GIVEN PROBLEM: Can you copy the lines from the one that contains "Transcribe this image's" through the end of the material below, exactly and with nothing else?

(Data items)

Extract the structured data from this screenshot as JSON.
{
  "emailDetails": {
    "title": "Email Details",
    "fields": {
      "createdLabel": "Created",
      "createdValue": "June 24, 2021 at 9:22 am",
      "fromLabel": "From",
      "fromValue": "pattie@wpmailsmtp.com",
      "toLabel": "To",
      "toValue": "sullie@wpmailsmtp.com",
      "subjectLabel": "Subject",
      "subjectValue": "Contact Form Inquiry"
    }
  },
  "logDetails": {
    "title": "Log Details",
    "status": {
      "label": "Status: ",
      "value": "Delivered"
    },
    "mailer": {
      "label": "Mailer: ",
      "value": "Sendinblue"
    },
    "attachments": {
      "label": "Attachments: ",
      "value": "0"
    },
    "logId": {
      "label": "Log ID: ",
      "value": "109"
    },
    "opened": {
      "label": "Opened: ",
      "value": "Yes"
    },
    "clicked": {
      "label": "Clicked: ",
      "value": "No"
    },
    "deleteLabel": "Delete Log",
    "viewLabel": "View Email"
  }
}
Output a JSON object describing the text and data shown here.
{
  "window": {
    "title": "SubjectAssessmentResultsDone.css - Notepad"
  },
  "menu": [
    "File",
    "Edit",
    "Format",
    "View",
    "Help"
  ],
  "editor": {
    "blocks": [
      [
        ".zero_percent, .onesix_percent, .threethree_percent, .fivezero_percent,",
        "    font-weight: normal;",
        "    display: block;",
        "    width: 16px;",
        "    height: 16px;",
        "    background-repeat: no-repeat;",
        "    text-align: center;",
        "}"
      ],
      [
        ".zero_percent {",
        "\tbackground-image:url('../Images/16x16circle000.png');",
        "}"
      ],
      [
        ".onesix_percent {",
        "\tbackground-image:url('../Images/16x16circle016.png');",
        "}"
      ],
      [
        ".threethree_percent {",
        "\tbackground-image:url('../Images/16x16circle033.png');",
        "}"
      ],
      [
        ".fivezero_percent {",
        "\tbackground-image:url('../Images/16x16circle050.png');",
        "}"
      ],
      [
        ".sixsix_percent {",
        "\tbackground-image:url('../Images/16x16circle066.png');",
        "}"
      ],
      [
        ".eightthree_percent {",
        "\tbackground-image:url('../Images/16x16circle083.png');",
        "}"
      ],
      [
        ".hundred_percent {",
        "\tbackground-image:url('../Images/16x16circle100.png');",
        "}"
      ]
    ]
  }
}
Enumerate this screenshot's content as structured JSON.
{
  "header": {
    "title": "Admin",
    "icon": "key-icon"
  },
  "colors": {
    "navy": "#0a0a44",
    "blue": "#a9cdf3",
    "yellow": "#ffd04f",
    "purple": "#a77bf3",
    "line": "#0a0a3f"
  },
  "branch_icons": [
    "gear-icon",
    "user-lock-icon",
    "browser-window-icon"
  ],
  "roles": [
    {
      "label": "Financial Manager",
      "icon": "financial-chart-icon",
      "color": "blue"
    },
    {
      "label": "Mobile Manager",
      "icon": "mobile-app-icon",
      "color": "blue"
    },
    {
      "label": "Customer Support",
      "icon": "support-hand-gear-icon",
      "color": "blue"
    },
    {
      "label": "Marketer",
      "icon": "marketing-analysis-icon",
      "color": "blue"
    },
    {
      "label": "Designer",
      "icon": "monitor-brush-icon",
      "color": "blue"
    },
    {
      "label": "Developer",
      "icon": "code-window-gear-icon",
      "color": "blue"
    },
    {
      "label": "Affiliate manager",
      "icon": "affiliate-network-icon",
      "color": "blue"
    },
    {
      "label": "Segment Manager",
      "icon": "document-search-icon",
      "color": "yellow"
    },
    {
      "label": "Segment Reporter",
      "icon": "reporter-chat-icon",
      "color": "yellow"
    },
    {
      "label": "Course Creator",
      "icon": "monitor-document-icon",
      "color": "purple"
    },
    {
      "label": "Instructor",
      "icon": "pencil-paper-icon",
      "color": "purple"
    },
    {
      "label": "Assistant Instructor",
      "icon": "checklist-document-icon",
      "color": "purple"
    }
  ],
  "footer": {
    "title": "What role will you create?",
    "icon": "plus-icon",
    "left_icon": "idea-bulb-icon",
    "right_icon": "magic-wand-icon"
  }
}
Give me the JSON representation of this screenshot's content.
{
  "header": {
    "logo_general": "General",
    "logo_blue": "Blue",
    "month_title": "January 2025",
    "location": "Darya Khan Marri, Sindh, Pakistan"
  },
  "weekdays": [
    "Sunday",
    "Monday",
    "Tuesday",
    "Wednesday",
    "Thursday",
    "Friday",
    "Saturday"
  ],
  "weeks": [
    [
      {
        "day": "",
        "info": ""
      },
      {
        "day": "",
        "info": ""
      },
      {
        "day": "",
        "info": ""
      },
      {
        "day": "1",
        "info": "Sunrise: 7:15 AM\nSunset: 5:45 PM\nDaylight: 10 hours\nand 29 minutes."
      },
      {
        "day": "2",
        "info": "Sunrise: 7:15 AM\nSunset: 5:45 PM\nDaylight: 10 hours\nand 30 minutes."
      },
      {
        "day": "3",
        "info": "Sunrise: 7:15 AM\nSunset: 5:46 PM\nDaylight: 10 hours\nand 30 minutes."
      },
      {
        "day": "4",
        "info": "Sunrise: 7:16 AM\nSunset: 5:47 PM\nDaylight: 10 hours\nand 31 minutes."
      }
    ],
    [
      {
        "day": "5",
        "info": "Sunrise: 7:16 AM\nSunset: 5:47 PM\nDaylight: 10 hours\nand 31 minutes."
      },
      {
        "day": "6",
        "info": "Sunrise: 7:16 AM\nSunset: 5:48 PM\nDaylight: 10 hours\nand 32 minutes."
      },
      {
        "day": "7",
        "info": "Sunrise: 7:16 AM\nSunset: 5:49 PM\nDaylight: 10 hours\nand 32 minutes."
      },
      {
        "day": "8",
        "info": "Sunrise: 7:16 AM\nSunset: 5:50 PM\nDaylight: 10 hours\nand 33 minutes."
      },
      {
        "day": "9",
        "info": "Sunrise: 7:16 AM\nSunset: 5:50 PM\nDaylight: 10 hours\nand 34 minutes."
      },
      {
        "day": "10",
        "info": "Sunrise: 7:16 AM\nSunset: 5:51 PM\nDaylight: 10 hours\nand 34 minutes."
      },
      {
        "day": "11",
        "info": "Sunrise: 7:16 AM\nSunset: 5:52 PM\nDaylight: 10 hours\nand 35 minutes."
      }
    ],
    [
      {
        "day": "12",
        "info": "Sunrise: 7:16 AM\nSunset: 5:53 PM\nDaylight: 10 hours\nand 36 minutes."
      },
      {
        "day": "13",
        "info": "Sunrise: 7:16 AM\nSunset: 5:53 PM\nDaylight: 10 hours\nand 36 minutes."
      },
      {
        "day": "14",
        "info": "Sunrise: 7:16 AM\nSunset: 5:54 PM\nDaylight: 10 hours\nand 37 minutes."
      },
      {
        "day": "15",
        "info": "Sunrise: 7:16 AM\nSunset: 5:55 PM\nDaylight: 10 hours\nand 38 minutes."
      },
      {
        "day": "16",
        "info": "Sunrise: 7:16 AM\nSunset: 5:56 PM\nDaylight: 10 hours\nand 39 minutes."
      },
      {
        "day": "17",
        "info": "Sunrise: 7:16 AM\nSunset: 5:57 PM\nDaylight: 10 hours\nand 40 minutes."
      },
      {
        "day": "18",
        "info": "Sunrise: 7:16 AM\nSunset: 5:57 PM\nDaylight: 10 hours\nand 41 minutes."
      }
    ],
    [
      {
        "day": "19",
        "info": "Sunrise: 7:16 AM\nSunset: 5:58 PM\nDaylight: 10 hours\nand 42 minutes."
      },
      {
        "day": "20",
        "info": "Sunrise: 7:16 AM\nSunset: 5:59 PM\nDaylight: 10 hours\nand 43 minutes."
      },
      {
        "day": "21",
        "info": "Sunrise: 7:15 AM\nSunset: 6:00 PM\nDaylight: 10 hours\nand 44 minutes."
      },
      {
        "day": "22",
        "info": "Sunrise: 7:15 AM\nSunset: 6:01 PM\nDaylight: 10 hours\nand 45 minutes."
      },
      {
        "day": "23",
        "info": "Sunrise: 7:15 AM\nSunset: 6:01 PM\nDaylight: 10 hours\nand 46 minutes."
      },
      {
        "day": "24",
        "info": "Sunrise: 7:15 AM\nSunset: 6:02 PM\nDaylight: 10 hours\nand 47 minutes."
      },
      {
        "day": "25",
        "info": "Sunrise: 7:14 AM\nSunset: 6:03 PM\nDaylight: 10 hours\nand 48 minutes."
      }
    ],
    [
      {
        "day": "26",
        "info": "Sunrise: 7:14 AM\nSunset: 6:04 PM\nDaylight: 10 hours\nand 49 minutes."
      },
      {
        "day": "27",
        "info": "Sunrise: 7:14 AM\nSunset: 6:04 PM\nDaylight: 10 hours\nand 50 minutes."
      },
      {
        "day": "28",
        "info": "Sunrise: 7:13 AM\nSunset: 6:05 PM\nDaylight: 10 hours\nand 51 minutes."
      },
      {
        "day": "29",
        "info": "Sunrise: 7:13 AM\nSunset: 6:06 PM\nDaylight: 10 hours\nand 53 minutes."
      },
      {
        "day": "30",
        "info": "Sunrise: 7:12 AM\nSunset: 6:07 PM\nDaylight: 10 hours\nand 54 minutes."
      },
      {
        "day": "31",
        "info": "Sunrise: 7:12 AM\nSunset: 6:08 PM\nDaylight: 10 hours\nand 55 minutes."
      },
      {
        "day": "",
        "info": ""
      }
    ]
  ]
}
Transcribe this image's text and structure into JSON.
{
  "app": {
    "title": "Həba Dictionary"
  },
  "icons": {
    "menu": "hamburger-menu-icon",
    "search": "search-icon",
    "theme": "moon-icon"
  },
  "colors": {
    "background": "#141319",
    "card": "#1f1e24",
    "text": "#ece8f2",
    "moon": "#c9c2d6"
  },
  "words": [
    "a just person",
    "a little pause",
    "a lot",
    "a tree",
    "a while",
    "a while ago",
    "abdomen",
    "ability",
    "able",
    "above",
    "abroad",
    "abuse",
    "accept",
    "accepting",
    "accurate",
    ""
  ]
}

ANSWER TO THE TASK:
Transcribe this image's text and structure into JSON.
{
  "app": {
    "title": "Həba Dictionary"
  },
  "icons": {
    "menu": "hamburger-menu-icon",
    "search": "search-icon",
    "theme": "moon-icon"
  },
  "colors": {
    "background": "#141319",
    "card": "#1f1e24",
    "text": "#ece8f2",
    "moon": "#c9c2d6"
  },
  "words": [
    "a just person",
    "a little pause",
    "a lot",
    "a tree",
    "a while",
    "a while ago",
    "abdomen",
    "ability",
    "able",
    "above",
    "abroad",
    "abuse",
    "accept",
    "accepting",
    "accurate",
    ""
  ]
}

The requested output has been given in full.